§ **EXERCISE REQUIREMENTS**:
Without the images, output each record below as it stands.

DATA LINES start

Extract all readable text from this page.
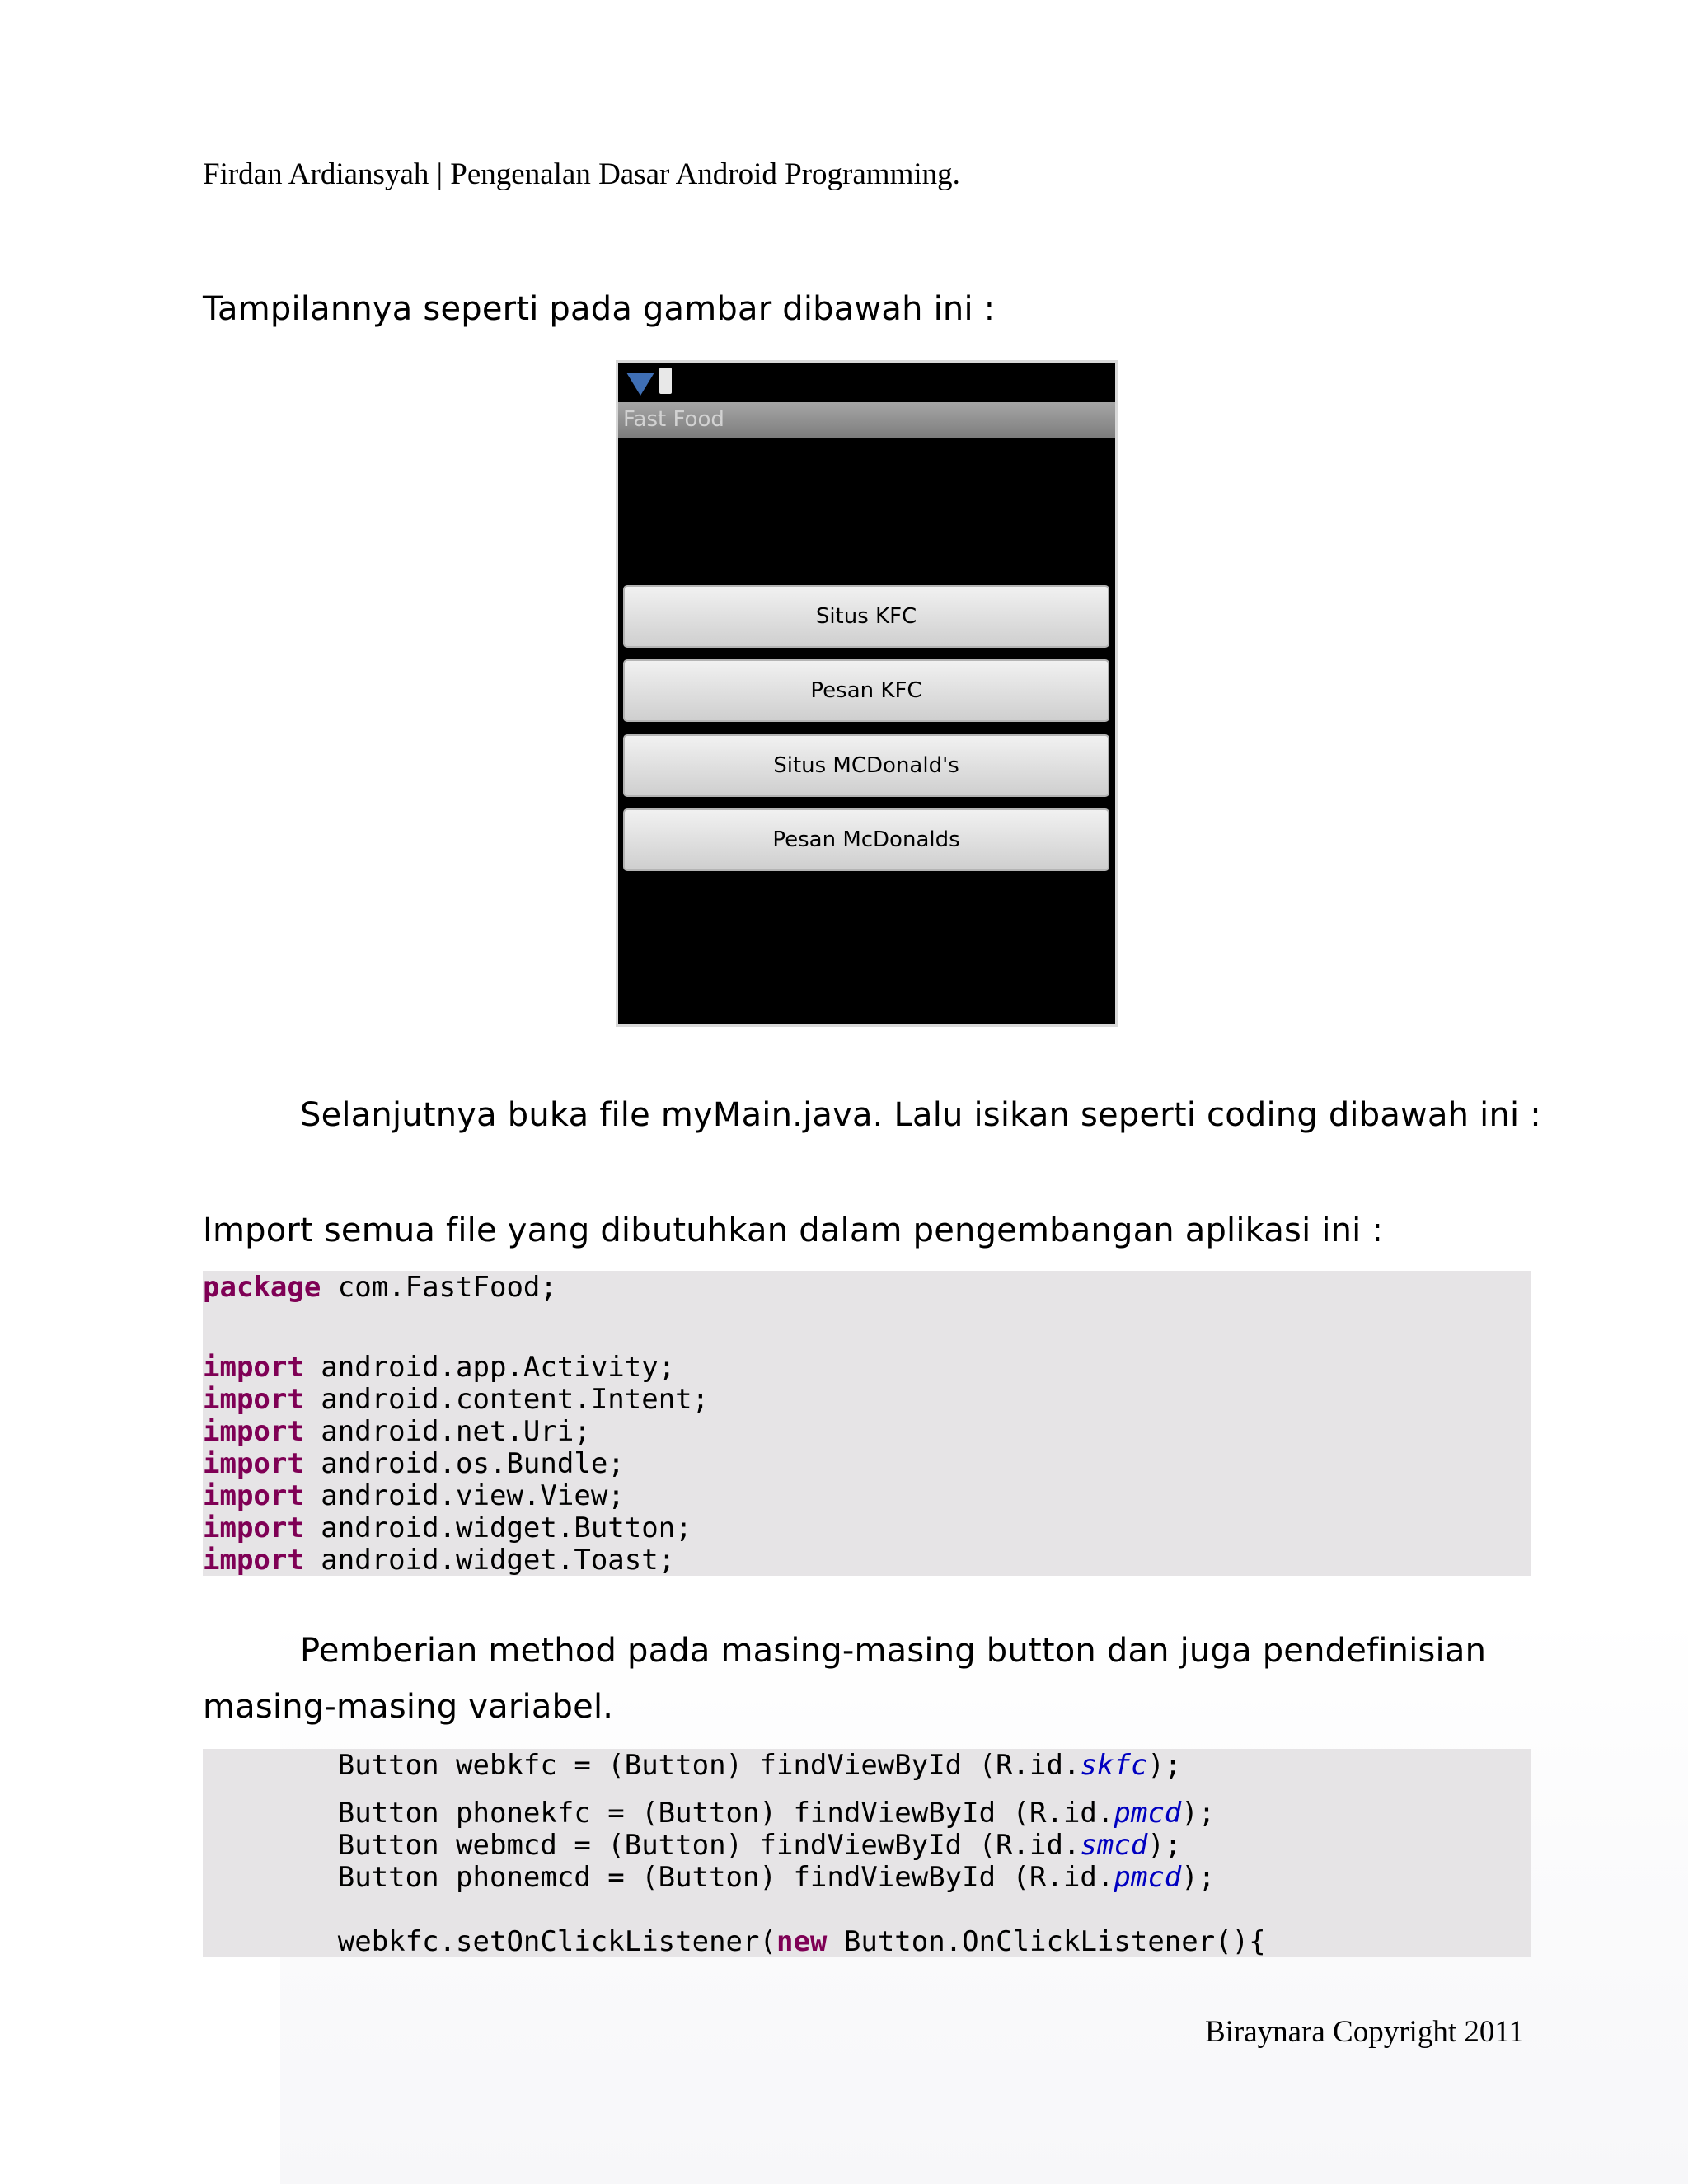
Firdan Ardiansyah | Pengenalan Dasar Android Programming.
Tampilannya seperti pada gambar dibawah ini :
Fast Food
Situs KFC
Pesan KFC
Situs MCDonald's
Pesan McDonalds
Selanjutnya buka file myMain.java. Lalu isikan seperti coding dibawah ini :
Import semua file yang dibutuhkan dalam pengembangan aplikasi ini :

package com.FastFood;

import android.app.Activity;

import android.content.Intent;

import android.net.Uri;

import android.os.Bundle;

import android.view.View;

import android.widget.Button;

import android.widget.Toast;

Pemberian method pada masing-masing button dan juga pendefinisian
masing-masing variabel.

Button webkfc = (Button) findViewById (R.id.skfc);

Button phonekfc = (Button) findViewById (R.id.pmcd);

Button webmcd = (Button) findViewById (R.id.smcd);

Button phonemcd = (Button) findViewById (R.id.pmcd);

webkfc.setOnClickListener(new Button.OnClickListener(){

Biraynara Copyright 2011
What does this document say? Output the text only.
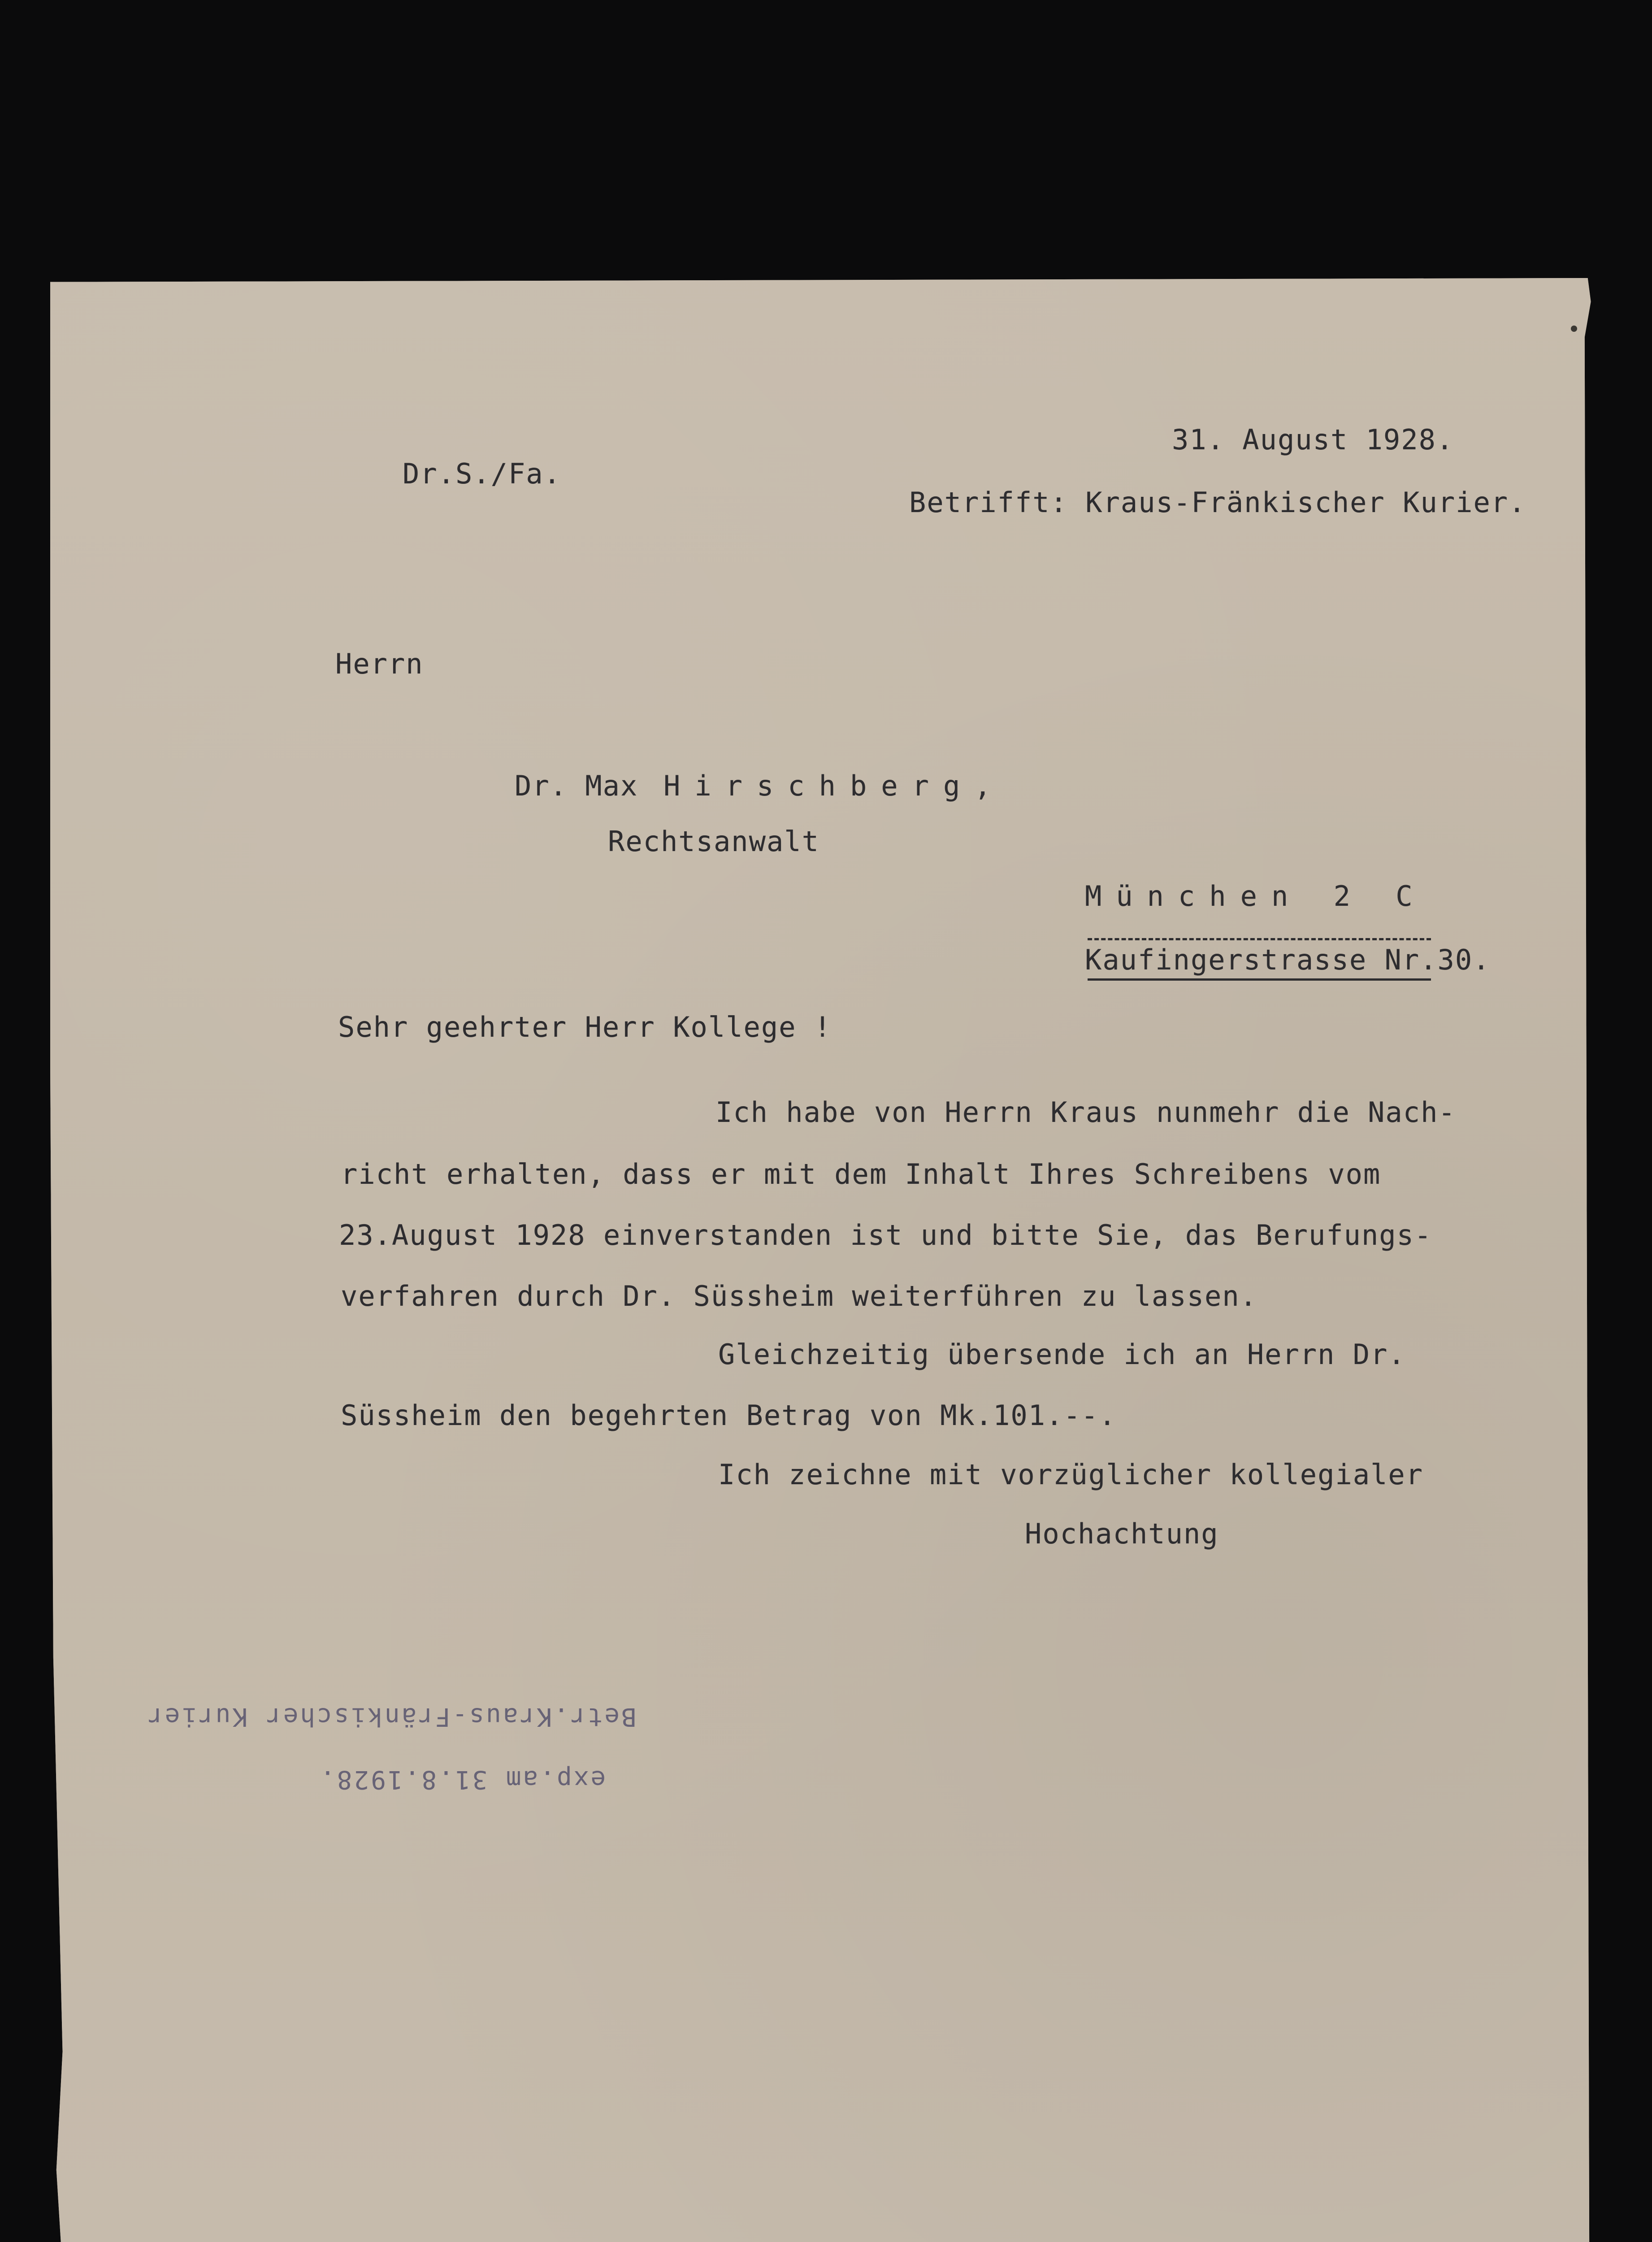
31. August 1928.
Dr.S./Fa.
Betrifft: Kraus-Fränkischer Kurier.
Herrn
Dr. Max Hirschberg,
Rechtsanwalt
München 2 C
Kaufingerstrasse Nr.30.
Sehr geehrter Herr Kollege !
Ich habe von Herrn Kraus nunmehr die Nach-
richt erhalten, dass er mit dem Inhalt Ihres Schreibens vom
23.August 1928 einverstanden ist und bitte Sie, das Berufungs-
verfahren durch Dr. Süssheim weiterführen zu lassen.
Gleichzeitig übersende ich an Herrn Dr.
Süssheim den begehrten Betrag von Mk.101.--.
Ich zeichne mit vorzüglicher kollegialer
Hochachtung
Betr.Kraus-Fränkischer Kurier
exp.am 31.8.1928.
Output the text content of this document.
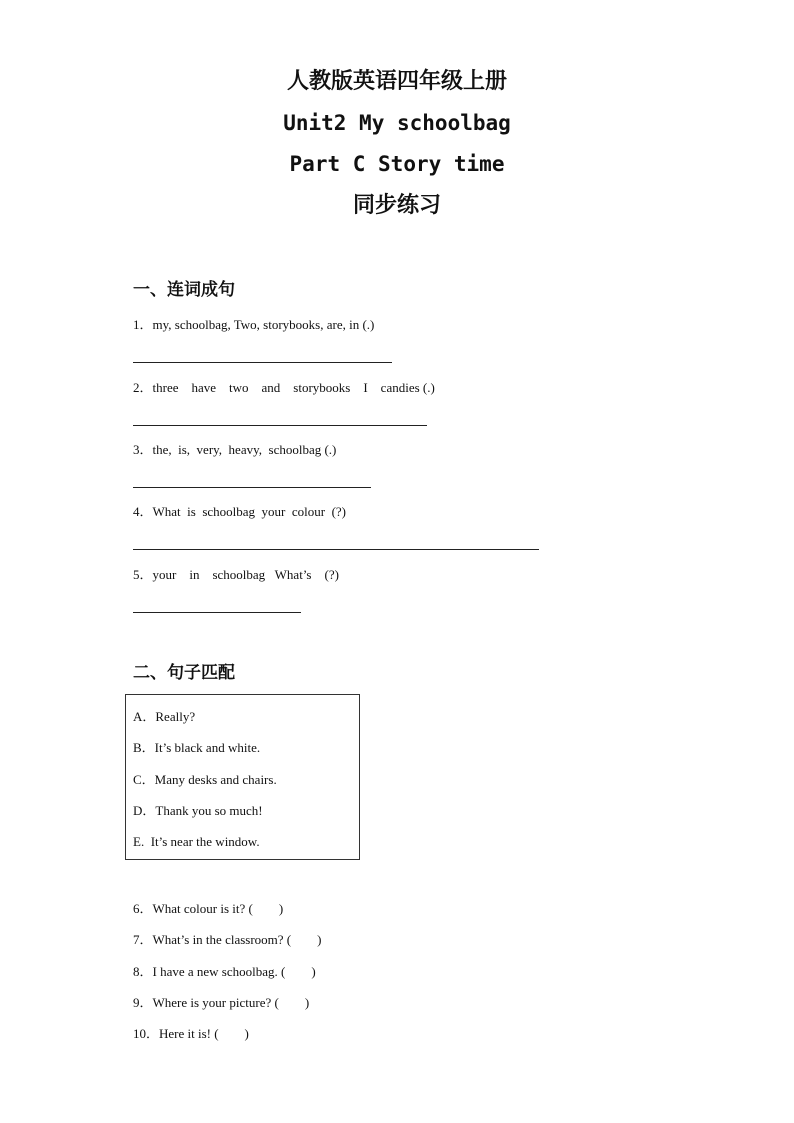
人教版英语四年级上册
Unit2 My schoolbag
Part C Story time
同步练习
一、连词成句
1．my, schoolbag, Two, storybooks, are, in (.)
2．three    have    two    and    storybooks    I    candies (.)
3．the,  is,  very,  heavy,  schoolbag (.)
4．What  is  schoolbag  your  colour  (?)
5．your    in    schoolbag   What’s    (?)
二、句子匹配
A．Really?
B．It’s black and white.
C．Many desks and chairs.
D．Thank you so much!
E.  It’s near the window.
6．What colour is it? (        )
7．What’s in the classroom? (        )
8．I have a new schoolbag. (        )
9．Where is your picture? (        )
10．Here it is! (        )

DATA LINES end

§ **ANSWER TO THIS PROBLEM**:
Extract all readable text from this page.
Firdan Ardiansyah | Pengenalan Dasar Android Programming.
Tampilannya seperti pada gambar dibawah ini :
Fast Food
Situs KFC
Pesan KFC
Situs MCDonald's
Pesan McDonalds
Selanjutnya buka file myMain.java. Lalu isikan seperti coding dibawah ini :
Import semua file yang dibutuhkan dalam pengembangan aplikasi ini :

package com.FastFood;

import android.app.Activity;

import android.content.Intent;

import android.net.Uri;

import android.os.Bundle;

import android.view.View;

import android.widget.Button;

import android.widget.Toast;

Pemberian method pada masing-masing button dan juga pendefinisian
masing-masing variabel.

Button webkfc = (Button) findViewById (R.id.skfc);

Button phonekfc = (Button) findViewById (R.id.pmcd);

Button webmcd = (Button) findViewById (R.id.smcd);

Button phonemcd = (Button) findViewById (R.id.pmcd);

webkfc.setOnClickListener(new Button.OnClickListener(){

Biraynara Copyright 2011
What does this document say? Output the text only.
31. August 1928.
Dr.S./Fa.
Betrifft: Kraus-Fränkischer Kurier.
Herrn
Dr. Max Hirschberg,
Rechtsanwalt
München 2 C
Kaufingerstrasse Nr.30.
Sehr geehrter Herr Kollege !
Ich habe von Herrn Kraus nunmehr die Nach-
richt erhalten, dass er mit dem Inhalt Ihres Schreibens vom
23.August 1928 einverstanden ist und bitte Sie, das Berufungs-
verfahren durch Dr. Süssheim weiterführen zu lassen.
Gleichzeitig übersende ich an Herrn Dr.
Süssheim den begehrten Betrag von Mk.101.--.
Ich zeichne mit vorzüglicher kollegialer
Hochachtung
Betr.Kraus-Fränkischer Kurier
exp.am 31.8.1928.
Output the text content of this document.
人教版英语四年级上册
Unit2 My schoolbag
Part C Story time
同步练习
一、连词成句
1．my, schoolbag, Two, storybooks, are, in (.)
2．three    have    two    and    storybooks    I    candies (.)
3．the,  is,  very,  heavy,  schoolbag (.)
4．What  is  schoolbag  your  colour  (?)
5．your    in    schoolbag   What’s    (?)
二、句子匹配
A．Really?
B．It’s black and white.
C．Many desks and chairs.
D．Thank you so much!
E.  It’s near the window.
6．What colour is it? (        )
7．What’s in the classroom? (        )
8．I have a new schoolbag. (        )
9．Where is your picture? (        )
10．Here it is! (        )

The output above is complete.